# Task to carry out
From the records below, extract all the text exactly and leave the images behind.

Dataset records:
┌──

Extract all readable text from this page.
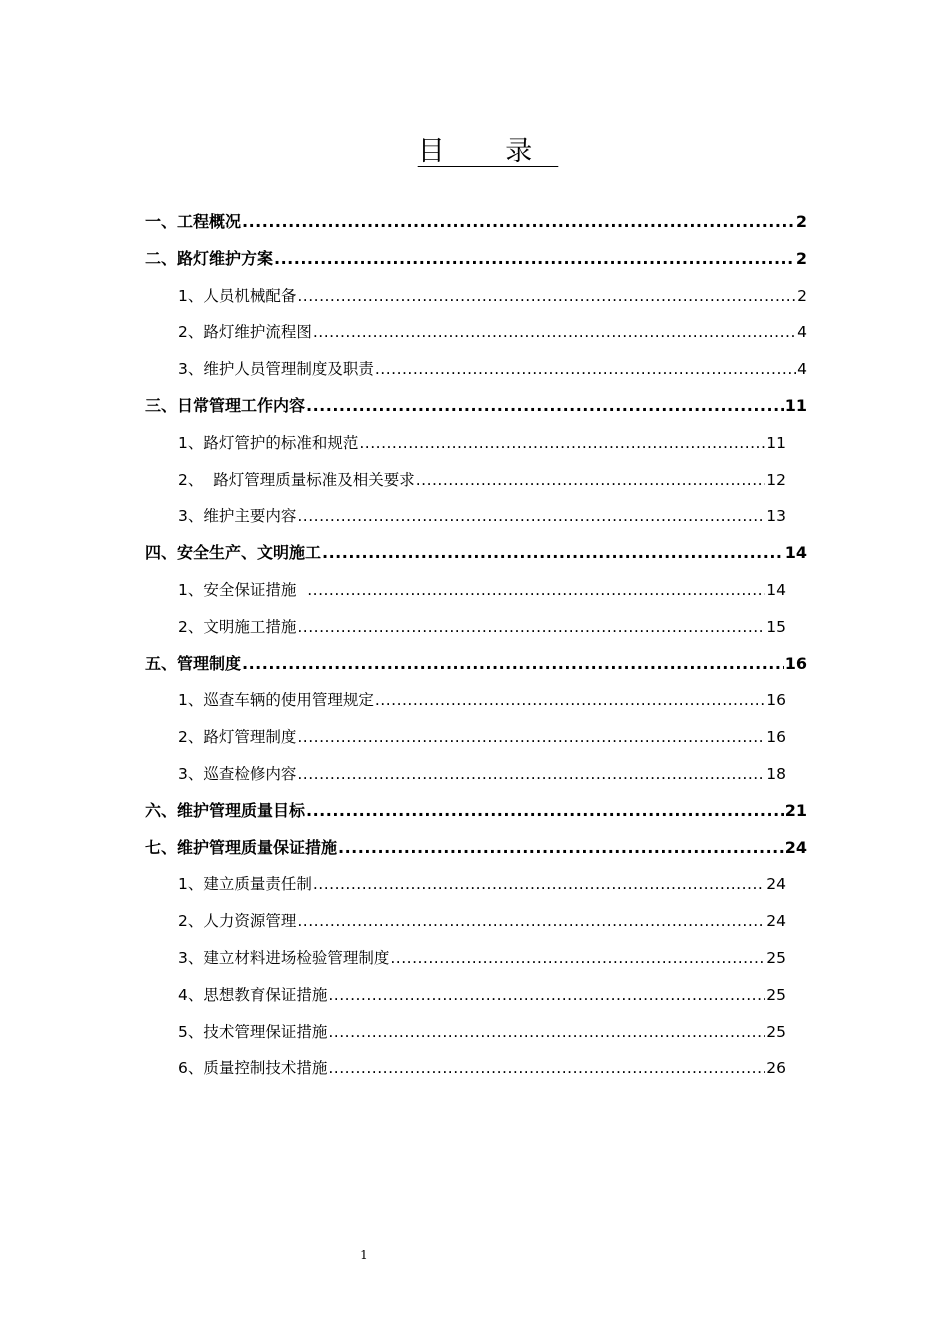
目 录
一、工程概况 .....	2
二、路灯维护方案 .....	2
1、人员机械配备 .....	2
2、路灯维护流程图 .....	4
3、维护人员管理制度及职责 .....	4
三、日常管理工作内容 .....	11
1、路灯管护的标准和规范 .....	11
2、  路灯管理质量标准及相关要求 .....	12
3、维护主要内容 .....	13
四、安全生产、文明施工 .....	14
1、安全保证措施 .....	14
2、文明施工措施 .....	15
五、管理制度 .....	16
1、巡查车辆的使用管理规定 .....	16
2、路灯管理制度 .....	16
3、巡查检修内容 .....	18
六、维护管理质量目标 .....	21
七、维护管理质量保证措施 .....	24
1、建立质量责任制 .....	24
2、人力资源管理 .....	24
3、建立材料进场检验管理制度 .....	25
4、思想教育保证措施 .....	25
5、技术管理保证措施 .....	25
6、质量控制技术措施 .....	26
1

└──

# Solution to this exercise
Extract all readable text from this page.
目 录
一、工程概况 .....	2
二、路灯维护方案 .....	2
1、人员机械配备 .....	2
2、路灯维护流程图 .....	4
3、维护人员管理制度及职责 .....	4
三、日常管理工作内容 .....	11
1、路灯管护的标准和规范 .....	11
2、  路灯管理质量标准及相关要求 .....	12
3、维护主要内容 .....	13
四、安全生产、文明施工 .....	14
1、安全保证措施 .....	14
2、文明施工措施 .....	15
五、管理制度 .....	16
1、巡查车辆的使用管理规定 .....	16
2、路灯管理制度 .....	16
3、巡查检修内容 .....	18
六、维护管理质量目标 .....	21
七、维护管理质量保证措施 .....	24
1、建立质量责任制 .....	24
2、人力资源管理 .....	24
3、建立材料进场检验管理制度 .....	25
4、思想教育保证措施 .....	25
5、技术管理保证措施 .....	25
6、质量控制技术措施 .....	26
1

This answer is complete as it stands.